**EXERCISE DESCRIPTION:** What you return must match the entries exactly, except that the pictures are gone.

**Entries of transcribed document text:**
—————
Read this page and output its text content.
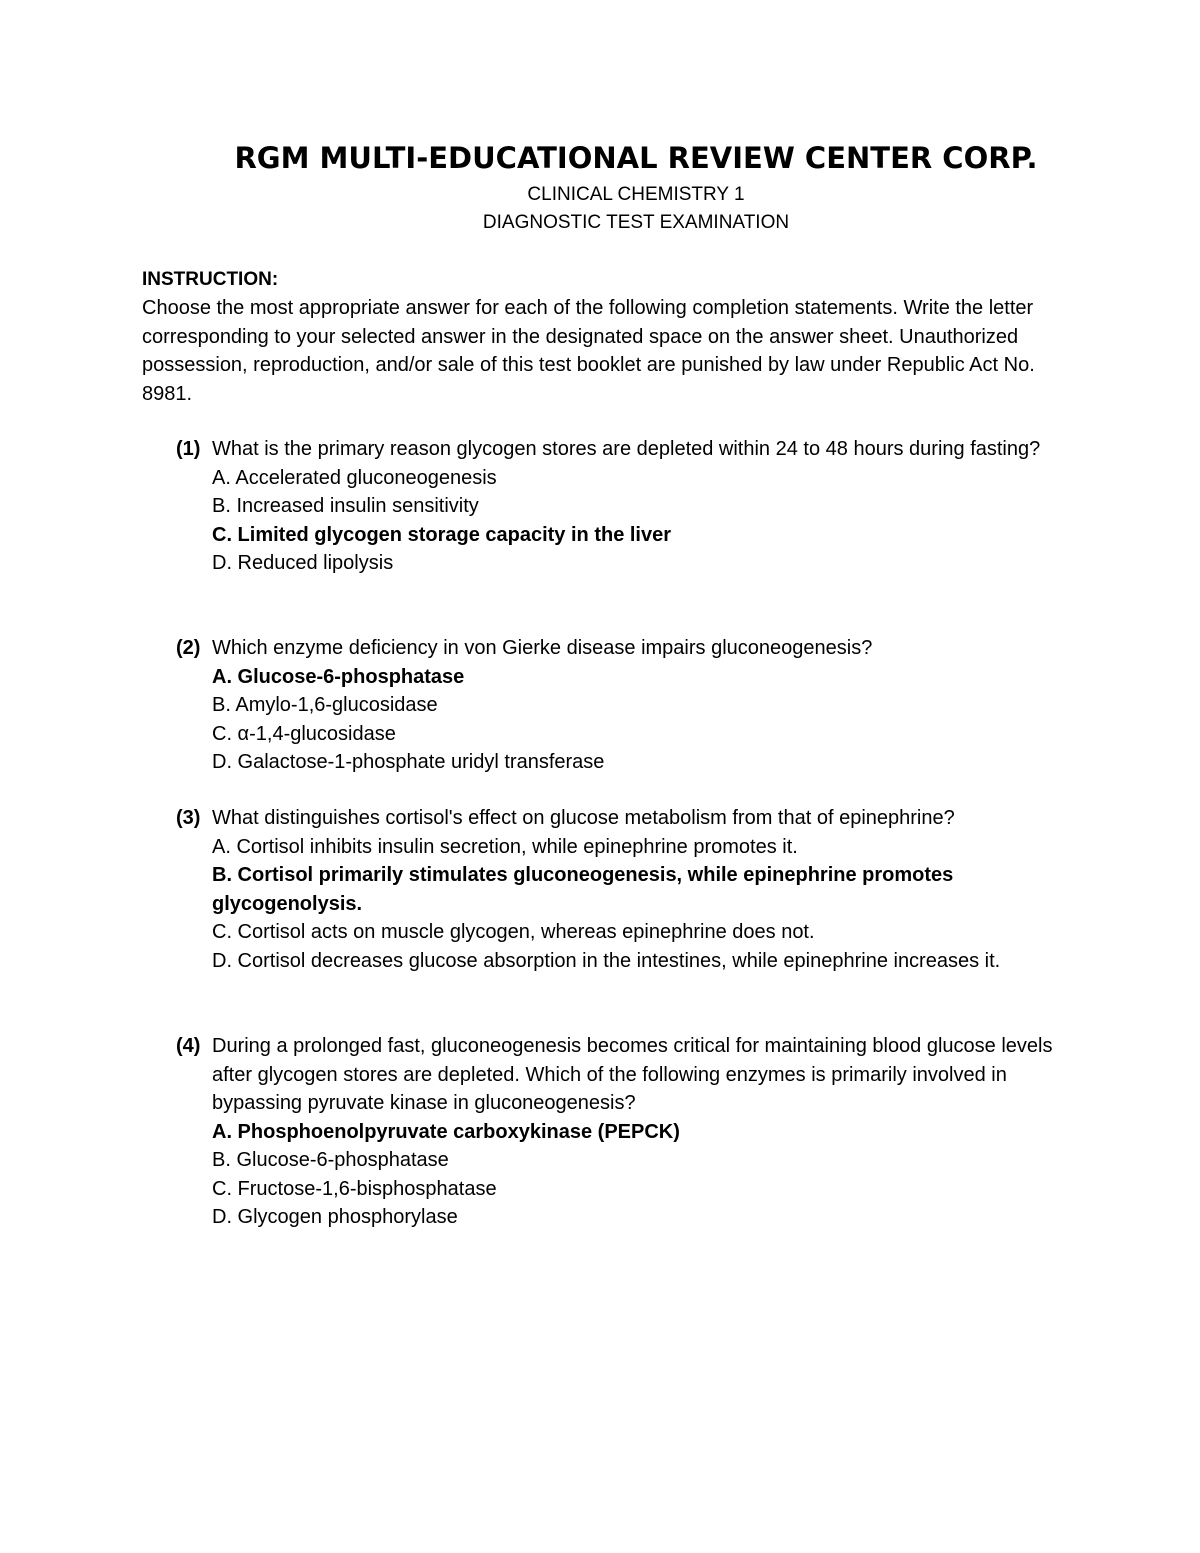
RGM MULTI-EDUCATIONAL REVIEW CENTER CORP.
CLINICAL CHEMISTRY 1
DIAGNOSTIC TEST EXAMINATION
INSTRUCTION:
Choose the most appropriate answer for each of the following completion statements. Write the letter corresponding to your selected answer in the designated space on the answer sheet. Unauthorized possession, reproduction, and/or sale of this test booklet are punished by law under Republic Act No. 8981.
(1) What is the primary reason glycogen stores are depleted within 24 to 48 hours during fasting?
A. Accelerated gluconeogenesis
B. Increased insulin sensitivity
C. Limited glycogen storage capacity in the liver
D. Reduced lipolysis
(2) Which enzyme deficiency in von Gierke disease impairs gluconeogenesis?
A. Glucose-6-phosphatase
B. Amylo-1,6-glucosidase
C. α-1,4-glucosidase
D. Galactose-1-phosphate uridyl transferase
(3) What distinguishes cortisol's effect on glucose metabolism from that of epinephrine?
A. Cortisol inhibits insulin secretion, while epinephrine promotes it.
B. Cortisol primarily stimulates gluconeogenesis, while epinephrine promotes glycogenolysis.
C. Cortisol acts on muscle glycogen, whereas epinephrine does not.
D. Cortisol decreases glucose absorption in the intestines, while epinephrine increases it.
(4) During a prolonged fast, gluconeogenesis becomes critical for maintaining blood glucose levels after glycogen stores are depleted. Which of the following enzymes is primarily involved in bypassing pyruvate kinase in gluconeogenesis?
A. Phosphoenolpyruvate carboxykinase (PEPCK)
B. Glucose-6-phosphatase
C. Fructose-1,6-bisphosphatase
D. Glycogen phosphorylase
—————
**ANSWER TO THIS TASK:**
Read this page and output its text content.
RGM MULTI-EDUCATIONAL REVIEW CENTER CORP.
CLINICAL CHEMISTRY 1
DIAGNOSTIC TEST EXAMINATION
INSTRUCTION:
Choose the most appropriate answer for each of the following completion statements. Write the letter corresponding to your selected answer in the designated space on the answer sheet. Unauthorized possession, reproduction, and/or sale of this test booklet are punished by law under Republic Act No. 8981.
(1) What is the primary reason glycogen stores are depleted within 24 to 48 hours during fasting?
A. Accelerated gluconeogenesis
B. Increased insulin sensitivity
C. Limited glycogen storage capacity in the liver
D. Reduced lipolysis
(2) Which enzyme deficiency in von Gierke disease impairs gluconeogenesis?
A. Glucose-6-phosphatase
B. Amylo-1,6-glucosidase
C. α-1,4-glucosidase
D. Galactose-1-phosphate uridyl transferase
(3) What distinguishes cortisol's effect on glucose metabolism from that of epinephrine?
A. Cortisol inhibits insulin secretion, while epinephrine promotes it.
B. Cortisol primarily stimulates gluconeogenesis, while epinephrine promotes glycogenolysis.
C. Cortisol acts on muscle glycogen, whereas epinephrine does not.
D. Cortisol decreases glucose absorption in the intestines, while epinephrine increases it.
(4) During a prolonged fast, gluconeogenesis becomes critical for maintaining blood glucose levels after glycogen stores are depleted. Which of the following enzymes is primarily involved in bypassing pyruvate kinase in gluconeogenesis?
A. Phosphoenolpyruvate carboxykinase (PEPCK)
B. Glucose-6-phosphatase
C. Fructose-1,6-bisphosphatase
D. Glycogen phosphorylase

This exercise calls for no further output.